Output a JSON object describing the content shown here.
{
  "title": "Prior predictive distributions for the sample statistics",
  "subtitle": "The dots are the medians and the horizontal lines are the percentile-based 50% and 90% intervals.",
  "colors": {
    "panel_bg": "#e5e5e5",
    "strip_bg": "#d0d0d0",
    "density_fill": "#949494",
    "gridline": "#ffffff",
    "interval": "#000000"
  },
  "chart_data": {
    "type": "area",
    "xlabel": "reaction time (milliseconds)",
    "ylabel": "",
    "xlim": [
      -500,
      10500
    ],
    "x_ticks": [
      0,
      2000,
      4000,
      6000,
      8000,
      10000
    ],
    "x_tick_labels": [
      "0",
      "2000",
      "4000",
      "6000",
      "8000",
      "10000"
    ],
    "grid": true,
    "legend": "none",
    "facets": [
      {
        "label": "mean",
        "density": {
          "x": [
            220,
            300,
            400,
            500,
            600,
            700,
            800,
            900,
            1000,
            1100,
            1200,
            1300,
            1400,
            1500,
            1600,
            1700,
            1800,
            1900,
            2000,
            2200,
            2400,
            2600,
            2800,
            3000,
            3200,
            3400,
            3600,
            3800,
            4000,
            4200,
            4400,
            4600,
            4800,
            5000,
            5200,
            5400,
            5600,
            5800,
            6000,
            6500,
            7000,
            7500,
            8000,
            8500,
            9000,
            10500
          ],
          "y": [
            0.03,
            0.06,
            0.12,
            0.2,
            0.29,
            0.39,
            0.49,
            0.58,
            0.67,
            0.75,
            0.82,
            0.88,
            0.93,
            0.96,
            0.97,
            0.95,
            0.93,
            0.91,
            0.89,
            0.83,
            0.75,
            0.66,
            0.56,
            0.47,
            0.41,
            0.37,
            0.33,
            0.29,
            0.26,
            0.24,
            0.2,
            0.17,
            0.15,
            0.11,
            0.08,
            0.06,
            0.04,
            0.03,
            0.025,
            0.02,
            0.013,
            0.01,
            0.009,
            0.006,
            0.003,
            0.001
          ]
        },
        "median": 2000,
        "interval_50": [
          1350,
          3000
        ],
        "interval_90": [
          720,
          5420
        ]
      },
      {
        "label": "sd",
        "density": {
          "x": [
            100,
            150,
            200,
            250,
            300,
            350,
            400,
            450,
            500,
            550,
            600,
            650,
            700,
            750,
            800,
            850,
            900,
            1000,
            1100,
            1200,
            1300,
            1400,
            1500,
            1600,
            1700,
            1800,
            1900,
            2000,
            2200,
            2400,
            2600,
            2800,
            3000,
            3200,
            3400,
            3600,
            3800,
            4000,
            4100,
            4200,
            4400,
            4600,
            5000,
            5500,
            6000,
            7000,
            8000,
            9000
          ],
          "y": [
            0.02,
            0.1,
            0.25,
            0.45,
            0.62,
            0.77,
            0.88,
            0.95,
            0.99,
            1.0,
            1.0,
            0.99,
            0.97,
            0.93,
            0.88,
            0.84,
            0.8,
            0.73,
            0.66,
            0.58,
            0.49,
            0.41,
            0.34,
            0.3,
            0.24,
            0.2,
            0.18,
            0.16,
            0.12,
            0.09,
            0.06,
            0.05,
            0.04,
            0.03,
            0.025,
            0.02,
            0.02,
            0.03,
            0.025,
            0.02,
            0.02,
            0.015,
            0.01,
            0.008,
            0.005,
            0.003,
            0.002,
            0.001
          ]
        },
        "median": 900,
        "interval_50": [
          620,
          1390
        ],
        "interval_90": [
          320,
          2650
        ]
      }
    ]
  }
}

**What you are asked to do:** Would you reproduce all the entries exactly?

**Answer to the exercise:**
Output a JSON object describing the content shown here.
{
  "title": "Prior predictive distributions for the sample statistics",
  "subtitle": "The dots are the medians and the horizontal lines are the percentile-based 50% and 90% intervals.",
  "colors": {
    "panel_bg": "#e5e5e5",
    "strip_bg": "#d0d0d0",
    "density_fill": "#949494",
    "gridline": "#ffffff",
    "interval": "#000000"
  },
  "chart_data": {
    "type": "area",
    "xlabel": "reaction time (milliseconds)",
    "ylabel": "",
    "xlim": [
      -500,
      10500
    ],
    "x_ticks": [
      0,
      2000,
      4000,
      6000,
      8000,
      10000
    ],
    "x_tick_labels": [
      "0",
      "2000",
      "4000",
      "6000",
      "8000",
      "10000"
    ],
    "grid": true,
    "legend": "none",
    "facets": [
      {
        "label": "mean",
        "density": {
          "x": [
            220,
            300,
            400,
            500,
            600,
            700,
            800,
            900,
            1000,
            1100,
            1200,
            1300,
            1400,
            1500,
            1600,
            1700,
            1800,
            1900,
            2000,
            2200,
            2400,
            2600,
            2800,
            3000,
            3200,
            3400,
            3600,
            3800,
            4000,
            4200,
            4400,
            4600,
            4800,
            5000,
            5200,
            5400,
            5600,
            5800,
            6000,
            6500,
            7000,
            7500,
            8000,
            8500,
            9000,
            10500
          ],
          "y": [
            0.03,
            0.06,
            0.12,
            0.2,
            0.29,
            0.39,
            0.49,
            0.58,
            0.67,
            0.75,
            0.82,
            0.88,
            0.93,
            0.96,
            0.97,
            0.95,
            0.93,
            0.91,
            0.89,
            0.83,
            0.75,
            0.66,
            0.56,
            0.47,
            0.41,
            0.37,
            0.33,
            0.29,
            0.26,
            0.24,
            0.2,
            0.17,
            0.15,
            0.11,
            0.08,
            0.06,
            0.04,
            0.03,
            0.025,
            0.02,
            0.013,
            0.01,
            0.009,
            0.006,
            0.003,
            0.001
          ]
        },
        "median": 2000,
        "interval_50": [
          1350,
          3000
        ],
        "interval_90": [
          720,
          5420
        ]
      },
      {
        "label": "sd",
        "density": {
          "x": [
            100,
            150,
            200,
            250,
            300,
            350,
            400,
            450,
            500,
            550,
            600,
            650,
            700,
            750,
            800,
            850,
            900,
            1000,
            1100,
            1200,
            1300,
            1400,
            1500,
            1600,
            1700,
            1800,
            1900,
            2000,
            2200,
            2400,
            2600,
            2800,
            3000,
            3200,
            3400,
            3600,
            3800,
            4000,
            4100,
            4200,
            4400,
            4600,
            5000,
            5500,
            6000,
            7000,
            8000,
            9000
          ],
          "y": [
            0.02,
            0.1,
            0.25,
            0.45,
            0.62,
            0.77,
            0.88,
            0.95,
            0.99,
            1.0,
            1.0,
            0.99,
            0.97,
            0.93,
            0.88,
            0.84,
            0.8,
            0.73,
            0.66,
            0.58,
            0.49,
            0.41,
            0.34,
            0.3,
            0.24,
            0.2,
            0.18,
            0.16,
            0.12,
            0.09,
            0.06,
            0.05,
            0.04,
            0.03,
            0.025,
            0.02,
            0.02,
            0.03,
            0.025,
            0.02,
            0.02,
            0.015,
            0.01,
            0.008,
            0.005,
            0.003,
            0.002,
            0.001
          ]
        },
        "median": 900,
        "interval_50": [
          620,
          1390
        ],
        "interval_90": [
          320,
          2650
        ]
      }
    ]
  }
}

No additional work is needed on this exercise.